**Exercise description:** Identify the lines containing the word "title". Copy each one.

**Data extract:**
-=-=-
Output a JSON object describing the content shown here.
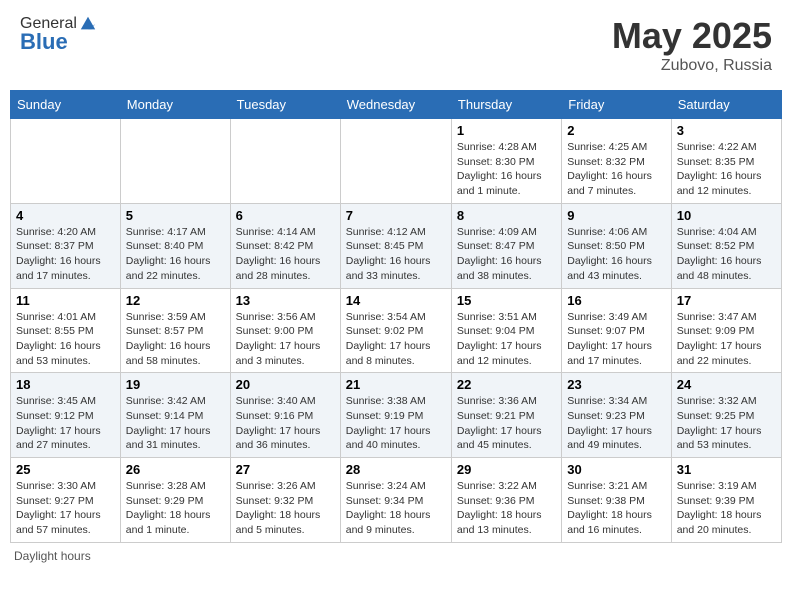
{
  "header": {
    "logo_general": "General",
    "logo_blue": "Blue",
    "month_year": "May 2025",
    "location": "Zubovo, Russia"
  },
  "weekdays": [
    "Sunday",
    "Monday",
    "Tuesday",
    "Wednesday",
    "Thursday",
    "Friday",
    "Saturday"
  ],
  "footer": {
    "note": "Daylight hours"
  },
  "weeks": [
    [
      {
        "day": "",
        "info": ""
      },
      {
        "day": "",
        "info": ""
      },
      {
        "day": "",
        "info": ""
      },
      {
        "day": "",
        "info": ""
      },
      {
        "day": "1",
        "info": "Sunrise: 4:28 AM\nSunset: 8:30 PM\nDaylight: 16 hours\nand 1 minute."
      },
      {
        "day": "2",
        "info": "Sunrise: 4:25 AM\nSunset: 8:32 PM\nDaylight: 16 hours\nand 7 minutes."
      },
      {
        "day": "3",
        "info": "Sunrise: 4:22 AM\nSunset: 8:35 PM\nDaylight: 16 hours\nand 12 minutes."
      }
    ],
    [
      {
        "day": "4",
        "info": "Sunrise: 4:20 AM\nSunset: 8:37 PM\nDaylight: 16 hours\nand 17 minutes."
      },
      {
        "day": "5",
        "info": "Sunrise: 4:17 AM\nSunset: 8:40 PM\nDaylight: 16 hours\nand 22 minutes."
      },
      {
        "day": "6",
        "info": "Sunrise: 4:14 AM\nSunset: 8:42 PM\nDaylight: 16 hours\nand 28 minutes."
      },
      {
        "day": "7",
        "info": "Sunrise: 4:12 AM\nSunset: 8:45 PM\nDaylight: 16 hours\nand 33 minutes."
      },
      {
        "day": "8",
        "info": "Sunrise: 4:09 AM\nSunset: 8:47 PM\nDaylight: 16 hours\nand 38 minutes."
      },
      {
        "day": "9",
        "info": "Sunrise: 4:06 AM\nSunset: 8:50 PM\nDaylight: 16 hours\nand 43 minutes."
      },
      {
        "day": "10",
        "info": "Sunrise: 4:04 AM\nSunset: 8:52 PM\nDaylight: 16 hours\nand 48 minutes."
      }
    ],
    [
      {
        "day": "11",
        "info": "Sunrise: 4:01 AM\nSunset: 8:55 PM\nDaylight: 16 hours\nand 53 minutes."
      },
      {
        "day": "12",
        "info": "Sunrise: 3:59 AM\nSunset: 8:57 PM\nDaylight: 16 hours\nand 58 minutes."
      },
      {
        "day": "13",
        "info": "Sunrise: 3:56 AM\nSunset: 9:00 PM\nDaylight: 17 hours\nand 3 minutes."
      },
      {
        "day": "14",
        "info": "Sunrise: 3:54 AM\nSunset: 9:02 PM\nDaylight: 17 hours\nand 8 minutes."
      },
      {
        "day": "15",
        "info": "Sunrise: 3:51 AM\nSunset: 9:04 PM\nDaylight: 17 hours\nand 12 minutes."
      },
      {
        "day": "16",
        "info": "Sunrise: 3:49 AM\nSunset: 9:07 PM\nDaylight: 17 hours\nand 17 minutes."
      },
      {
        "day": "17",
        "info": "Sunrise: 3:47 AM\nSunset: 9:09 PM\nDaylight: 17 hours\nand 22 minutes."
      }
    ],
    [
      {
        "day": "18",
        "info": "Sunrise: 3:45 AM\nSunset: 9:12 PM\nDaylight: 17 hours\nand 27 minutes."
      },
      {
        "day": "19",
        "info": "Sunrise: 3:42 AM\nSunset: 9:14 PM\nDaylight: 17 hours\nand 31 minutes."
      },
      {
        "day": "20",
        "info": "Sunrise: 3:40 AM\nSunset: 9:16 PM\nDaylight: 17 hours\nand 36 minutes."
      },
      {
        "day": "21",
        "info": "Sunrise: 3:38 AM\nSunset: 9:19 PM\nDaylight: 17 hours\nand 40 minutes."
      },
      {
        "day": "22",
        "info": "Sunrise: 3:36 AM\nSunset: 9:21 PM\nDaylight: 17 hours\nand 45 minutes."
      },
      {
        "day": "23",
        "info": "Sunrise: 3:34 AM\nSunset: 9:23 PM\nDaylight: 17 hours\nand 49 minutes."
      },
      {
        "day": "24",
        "info": "Sunrise: 3:32 AM\nSunset: 9:25 PM\nDaylight: 17 hours\nand 53 minutes."
      }
    ],
    [
      {
        "day": "25",
        "info": "Sunrise: 3:30 AM\nSunset: 9:27 PM\nDaylight: 17 hours\nand 57 minutes."
      },
      {
        "day": "26",
        "info": "Sunrise: 3:28 AM\nSunset: 9:29 PM\nDaylight: 18 hours\nand 1 minute."
      },
      {
        "day": "27",
        "info": "Sunrise: 3:26 AM\nSunset: 9:32 PM\nDaylight: 18 hours\nand 5 minutes."
      },
      {
        "day": "28",
        "info": "Sunrise: 3:24 AM\nSunset: 9:34 PM\nDaylight: 18 hours\nand 9 minutes."
      },
      {
        "day": "29",
        "info": "Sunrise: 3:22 AM\nSunset: 9:36 PM\nDaylight: 18 hours\nand 13 minutes."
      },
      {
        "day": "30",
        "info": "Sunrise: 3:21 AM\nSunset: 9:38 PM\nDaylight: 18 hours\nand 16 minutes."
      },
      {
        "day": "31",
        "info": "Sunrise: 3:19 AM\nSunset: 9:39 PM\nDaylight: 18 hours\nand 20 minutes."
      }
    ]
  ]
}
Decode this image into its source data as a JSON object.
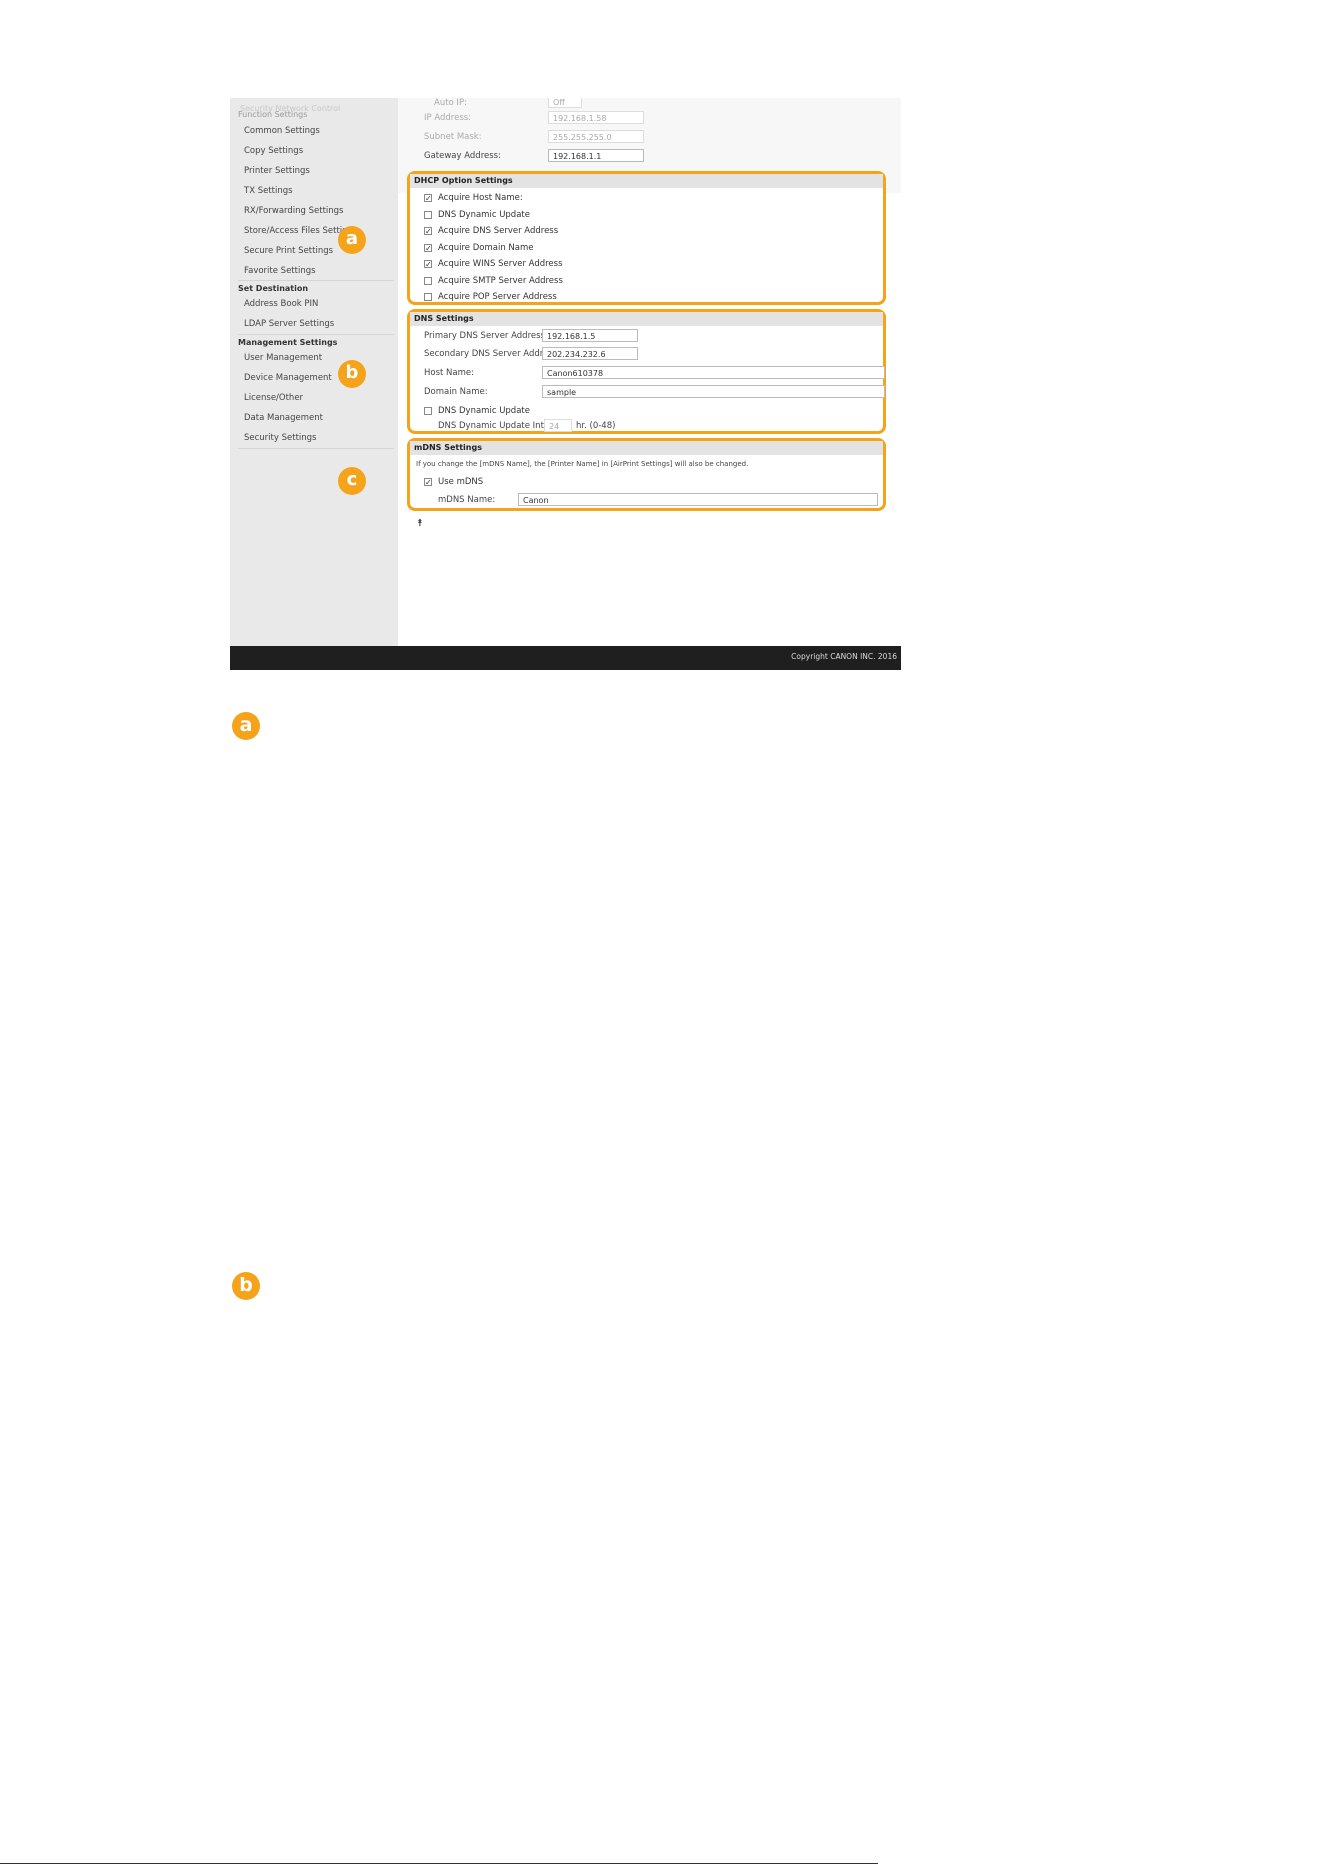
{
  "sidebar": {
    "faded_top": "Security Network Control",
    "groups": [
      {
        "header": "Function Settings",
        "dim": true,
        "items": [
          "Common Settings",
          "Copy Settings",
          "Printer Settings",
          "TX Settings",
          "RX/Forwarding Settings",
          "Store/Access Files Settings",
          "Secure Print Settings",
          "Favorite Settings"
        ]
      },
      {
        "header": "Set Destination",
        "dim": false,
        "items": [
          "Address Book PIN",
          "LDAP Server Settings"
        ]
      },
      {
        "header": "Management Settings",
        "dim": false,
        "items": [
          "User Management",
          "Device Management",
          "License/Other",
          "Data Management",
          "Security Settings"
        ]
      }
    ]
  },
  "ip_block": {
    "auto_ip_label": "Auto IP:",
    "auto_ip_value": "Off",
    "ip_address_label": "IP Address:",
    "ip_address_value": "192.168.1.58",
    "subnet_mask_label": "Subnet Mask:",
    "subnet_mask_value": "255.255.255.0",
    "gateway_label": "Gateway Address:",
    "gateway_value": "192.168.1.1"
  },
  "dhcp": {
    "badge": "a",
    "title": "DHCP Option Settings",
    "options": [
      {
        "label": "Acquire Host Name:",
        "checked": true
      },
      {
        "label": "DNS Dynamic Update",
        "checked": false
      },
      {
        "label": "Acquire DNS Server Address",
        "checked": true
      },
      {
        "label": "Acquire Domain Name",
        "checked": true
      },
      {
        "label": "Acquire WINS Server Address",
        "checked": true
      },
      {
        "label": "Acquire SMTP Server Address",
        "checked": false
      },
      {
        "label": "Acquire POP Server Address",
        "checked": false
      }
    ]
  },
  "dns": {
    "badge": "b",
    "title": "DNS Settings",
    "primary_label": "Primary DNS Server Address:",
    "primary_value": "192.168.1.5",
    "secondary_label": "Secondary DNS Server Address:",
    "secondary_value": "202.234.232.6",
    "host_label": "Host Name:",
    "host_value": "Canon610378",
    "domain_label": "Domain Name:",
    "domain_value": "sample",
    "dynamic_update_label": "DNS Dynamic Update",
    "dynamic_update_checked": false,
    "interval_label": "DNS Dynamic Update Interval:",
    "interval_value": "24",
    "interval_unit": "hr. (0-48)"
  },
  "mdns": {
    "badge": "c",
    "title": "mDNS Settings",
    "note": "If you change the [mDNS Name], the [Printer Name] in [AirPrint Settings] will also be changed.",
    "use_label": "Use mDNS",
    "use_checked": true,
    "name_label": "mDNS Name:",
    "name_value": "Canon"
  },
  "top_icon": "⯭",
  "footer": {
    "copyright": "Copyright CANON INC. 2016"
  },
  "callouts": {
    "a": "a",
    "b": "b"
  },
  "colors": {
    "accent": "#f5a31a",
    "sidebar_bg": "#e9e9e9",
    "footer_bg": "#1f1f1f"
  }
}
-=-=-
**Exercise answer:**
    "title": "DHCP Option Settings",
    "title": "DNS Settings",
    "title": "mDNS Settings",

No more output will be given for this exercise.